**Instruksi Tugas 1:**
Tuliskan kembali tanpa perubahan bagian artikel tentang royalti musik di bawah ini, mulai dari kata-kata yang memuat "Diketahui, LMKN baru" dan berhenti setelah "senilai Rp2 miliar.".
**Instruksi Tugas 2:**
Tentukan apakah setiap pernyataan berikut sesuai dengan artikel tentang royalti musik di bawah ini, lalu jawab ya atau tidak untuk masing-masing beserta kutipan persis dari artikel yang menjadi dasarnya.
(a) Surat terbuka FESMI dan VISI disampaikan melalui unggahan di Instagram.
(b) Komisioner baru LMKN dilantik oleh Kementerian Keuangan.
(c) Dalam penyelesaian sengketa royalti dengan LMKN, Mie Gacoan membayar senilai Rp2 miliar.

**Dokumen Sumber:**
• • •

14 Agustus 2025
12:06 WIB
Para Musisi Minta LMKN Serius Benahi Tata Kelola Royalti
Para musisi Tanah Air yang tergabung dalam FESMI hingga VISI menyampaikan surat terbuka untuk para kominsioner baru LMKN, agar bekerja serius perbaiki tata kelola royalti musik dan lagu.
Editor: Andesta Herli Wijaya
Ilustrasi kafe memutar musik. Dok: DJKI.
JAKARTA - Para musisi Tanah Air yang tergabung dalam Federasi Serikat Musik Indonesia (FESMI) dan Vibrasi Suara Indonesia (VISI) melayangkan surat terbuka kepada Lembaga Manajemen Kolektif Nasional (LMKN). Para musisi mengingatkan para komisioner baru lembaga pengumpul dan penyalur royalti ini agar diminta untuk berbenah, menyelesaikan masalah tata kelola royalti musik dan lagu.
Surat terbuka para musisi menjadi kelanjutan dari gelombang kritik terhadap LMKN. Sejak beberapa tahun terakhir, lembaga ini menjadi sasaran kritik karena dinilai tak maksimal dalam pengumpulan dan pendistribusian royalti. Poin utama yang disorot para musisi yaitu soal transparansi.
"Surat terbuka ini kami sampaikan sebagai pengingat untuk kita semua, yaitu betapa pentingnya transparansi untuk mengembalikan kepercayaan publik terhadap LMKN dan LMK," tulis FESMI dalam unggahan bersama dengan VISI di Instagram, Rabu (13/8).
Diketahui, LMKN baru saja berganti kepengurusan dengan komisioner-komisioner baru dilantik oleh Kementerian Hukum Republik Indonesia, beberapa waktu lalu. Nama-nama yang menjadi komisioner berasal dari kalangan ahli hukum, pelaku industri hingga musisi atau pencipta lagu. Makki Omar Parikesit dari band Ungu serta Marcel Siahaan termasuk ke dalam jajaran komisioner baru LMKN.
FESMI dan VISI pun mendesak para komisioner baru untuk melakukan langkah pertama untuk mewujudkan transparansi pengelolaan, yaitu dengan melaporkan distribusi royalti dari Mie Gacoan. Diketahui, LMKN belum lama ini menyelesaikan sengketa royalti dengan Mie Gacoan dengan hasil merek bisnis makanan tersebut membayar senilai Rp2 miliar.
"Perbaikan sistem menuju digitalisasi sangat diperlukan, namun kesungguhan juga dapat dilihat dari respon cepat atas salah satu tugas utama LMKN dan LMK, yaitu distribusi royalti," lanjut FESMI.

• • •

**Cuplikan Data:**
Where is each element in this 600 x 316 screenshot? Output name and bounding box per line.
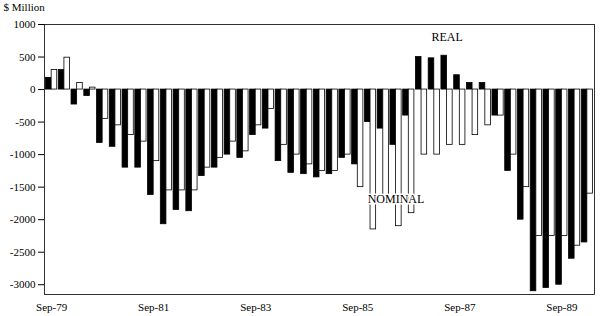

• • •

**Jawaban Latihan 1:**
Diketahui, LMKN baru saja berganti kepengurusan dengan komisioner-komisioner baru dilantik oleh Kementerian Hukum Republik Indonesia, beberapa waktu lalu. Nama-nama yang menjadi komisioner berasal dari kalangan ahli hukum, pelaku industri hingga musisi atau pencipta lagu. Makki Omar Parikesit dari band Ungu serta Marcel Siahaan termasuk ke dalam jajaran komisioner baru LMKN.
FESMI dan VISI pun mendesak para komisioner baru untuk melakukan langkah pertama untuk mewujudkan transparansi pengelolaan, yaitu dengan melaporkan distribusi royalti dari Mie Gacoan. Diketahui, LMKN belum lama ini menyelesaikan sengketa royalti dengan Mie Gacoan dengan hasil merek bisnis makanan tersebut membayar senilai Rp2 miliar.

**Jawaban Latihan 2:**
(a) Ya. "tulis FESMI dalam unggahan bersama dengan VISI di Instagram, Rabu (13/8)"
(b) Tidak. "komisioner-komisioner baru dilantik oleh Kementerian Hukum Republik Indonesia"
(c) Ya. "dengan hasil merek bisnis makanan tersebut membayar senilai Rp2 miliar"